╔══

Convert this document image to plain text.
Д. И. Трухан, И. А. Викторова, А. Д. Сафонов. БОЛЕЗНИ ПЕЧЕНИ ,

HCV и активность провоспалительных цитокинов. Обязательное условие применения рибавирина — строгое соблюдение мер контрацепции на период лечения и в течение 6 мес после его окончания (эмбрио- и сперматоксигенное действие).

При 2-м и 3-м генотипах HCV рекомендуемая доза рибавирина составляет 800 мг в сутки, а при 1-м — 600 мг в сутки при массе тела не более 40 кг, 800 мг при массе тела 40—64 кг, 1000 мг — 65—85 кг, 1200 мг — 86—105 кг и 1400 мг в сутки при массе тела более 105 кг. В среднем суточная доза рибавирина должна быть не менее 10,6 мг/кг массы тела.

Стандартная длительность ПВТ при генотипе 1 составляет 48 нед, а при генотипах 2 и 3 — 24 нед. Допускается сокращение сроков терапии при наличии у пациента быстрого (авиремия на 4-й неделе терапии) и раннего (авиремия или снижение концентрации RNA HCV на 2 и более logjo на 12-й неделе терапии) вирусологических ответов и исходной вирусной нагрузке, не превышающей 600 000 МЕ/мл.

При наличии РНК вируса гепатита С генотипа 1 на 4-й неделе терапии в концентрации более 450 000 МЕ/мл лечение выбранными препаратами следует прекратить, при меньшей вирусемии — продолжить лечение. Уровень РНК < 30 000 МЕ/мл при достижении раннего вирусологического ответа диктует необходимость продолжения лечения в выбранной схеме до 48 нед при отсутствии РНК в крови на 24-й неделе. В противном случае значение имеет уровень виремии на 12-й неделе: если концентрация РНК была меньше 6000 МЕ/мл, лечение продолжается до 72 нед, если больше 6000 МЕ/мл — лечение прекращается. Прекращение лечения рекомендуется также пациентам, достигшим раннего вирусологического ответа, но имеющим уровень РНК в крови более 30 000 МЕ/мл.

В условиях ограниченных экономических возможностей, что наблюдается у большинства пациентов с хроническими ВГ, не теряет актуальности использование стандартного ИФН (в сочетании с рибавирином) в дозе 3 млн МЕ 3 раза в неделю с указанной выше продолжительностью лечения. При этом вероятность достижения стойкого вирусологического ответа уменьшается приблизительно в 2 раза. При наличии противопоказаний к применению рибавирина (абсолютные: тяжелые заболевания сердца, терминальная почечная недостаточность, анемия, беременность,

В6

╚══
╔══

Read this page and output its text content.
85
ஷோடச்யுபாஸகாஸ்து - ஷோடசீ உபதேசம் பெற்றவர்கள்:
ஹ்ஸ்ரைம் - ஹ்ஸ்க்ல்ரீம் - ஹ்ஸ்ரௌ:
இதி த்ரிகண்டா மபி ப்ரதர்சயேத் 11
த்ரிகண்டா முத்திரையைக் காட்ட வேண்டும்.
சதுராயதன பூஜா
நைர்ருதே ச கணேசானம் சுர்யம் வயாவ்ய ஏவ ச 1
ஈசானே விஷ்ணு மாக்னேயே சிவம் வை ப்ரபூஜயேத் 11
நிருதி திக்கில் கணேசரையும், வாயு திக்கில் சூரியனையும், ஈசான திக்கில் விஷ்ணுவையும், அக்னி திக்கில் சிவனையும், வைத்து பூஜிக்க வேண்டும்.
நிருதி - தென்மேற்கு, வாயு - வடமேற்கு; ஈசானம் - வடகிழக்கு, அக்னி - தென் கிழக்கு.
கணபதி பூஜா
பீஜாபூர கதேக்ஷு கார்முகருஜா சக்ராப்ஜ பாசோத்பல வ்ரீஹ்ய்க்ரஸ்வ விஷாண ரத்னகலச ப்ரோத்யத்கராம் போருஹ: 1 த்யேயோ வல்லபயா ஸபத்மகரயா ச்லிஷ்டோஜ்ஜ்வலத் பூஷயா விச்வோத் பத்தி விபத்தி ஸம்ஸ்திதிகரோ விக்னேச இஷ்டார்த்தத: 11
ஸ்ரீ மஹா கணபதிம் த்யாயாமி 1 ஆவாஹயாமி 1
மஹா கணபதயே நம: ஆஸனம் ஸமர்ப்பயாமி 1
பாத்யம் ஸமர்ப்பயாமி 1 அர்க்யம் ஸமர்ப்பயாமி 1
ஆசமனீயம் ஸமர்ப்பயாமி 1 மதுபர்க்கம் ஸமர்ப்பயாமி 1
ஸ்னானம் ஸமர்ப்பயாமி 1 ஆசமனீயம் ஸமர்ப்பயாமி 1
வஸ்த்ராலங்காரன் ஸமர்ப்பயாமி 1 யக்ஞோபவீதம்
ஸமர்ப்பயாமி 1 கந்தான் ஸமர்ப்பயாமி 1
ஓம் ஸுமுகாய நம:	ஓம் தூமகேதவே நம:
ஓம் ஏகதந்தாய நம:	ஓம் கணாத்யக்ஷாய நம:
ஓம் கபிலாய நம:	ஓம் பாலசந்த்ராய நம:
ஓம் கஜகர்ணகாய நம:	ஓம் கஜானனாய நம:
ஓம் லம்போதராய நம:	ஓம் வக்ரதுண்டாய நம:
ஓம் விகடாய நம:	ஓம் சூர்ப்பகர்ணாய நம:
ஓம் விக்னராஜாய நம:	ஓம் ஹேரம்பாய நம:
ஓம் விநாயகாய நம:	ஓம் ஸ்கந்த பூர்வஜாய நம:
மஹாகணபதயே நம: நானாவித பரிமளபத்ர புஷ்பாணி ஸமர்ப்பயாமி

╚══
╔══

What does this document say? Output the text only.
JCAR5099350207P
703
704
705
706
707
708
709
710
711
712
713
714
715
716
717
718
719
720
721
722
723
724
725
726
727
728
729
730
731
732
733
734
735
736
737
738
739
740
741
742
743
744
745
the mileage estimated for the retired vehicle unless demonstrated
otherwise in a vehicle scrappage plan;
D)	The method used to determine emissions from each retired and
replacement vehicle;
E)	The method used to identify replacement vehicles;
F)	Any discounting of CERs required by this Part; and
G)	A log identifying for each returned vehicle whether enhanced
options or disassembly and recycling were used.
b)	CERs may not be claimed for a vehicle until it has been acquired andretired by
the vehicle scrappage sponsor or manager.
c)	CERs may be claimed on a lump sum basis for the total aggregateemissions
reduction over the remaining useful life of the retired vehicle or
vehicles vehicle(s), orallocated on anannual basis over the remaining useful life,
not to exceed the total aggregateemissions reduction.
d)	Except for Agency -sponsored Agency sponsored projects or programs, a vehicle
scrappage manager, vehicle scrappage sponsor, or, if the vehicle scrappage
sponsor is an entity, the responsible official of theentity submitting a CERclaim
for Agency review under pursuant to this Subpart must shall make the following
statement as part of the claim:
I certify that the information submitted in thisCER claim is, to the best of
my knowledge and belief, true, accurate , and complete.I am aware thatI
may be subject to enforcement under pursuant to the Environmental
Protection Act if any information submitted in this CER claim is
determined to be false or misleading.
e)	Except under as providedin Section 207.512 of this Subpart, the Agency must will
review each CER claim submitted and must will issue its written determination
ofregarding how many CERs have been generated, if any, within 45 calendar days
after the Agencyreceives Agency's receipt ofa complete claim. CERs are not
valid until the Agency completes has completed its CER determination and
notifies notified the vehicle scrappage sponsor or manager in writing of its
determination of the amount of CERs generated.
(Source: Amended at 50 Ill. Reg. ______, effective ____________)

╚══

* _Work to be completed_:
Go through the material above and count the lines that contain "total"; give that number alone.

* _Solution for this exercise_:
2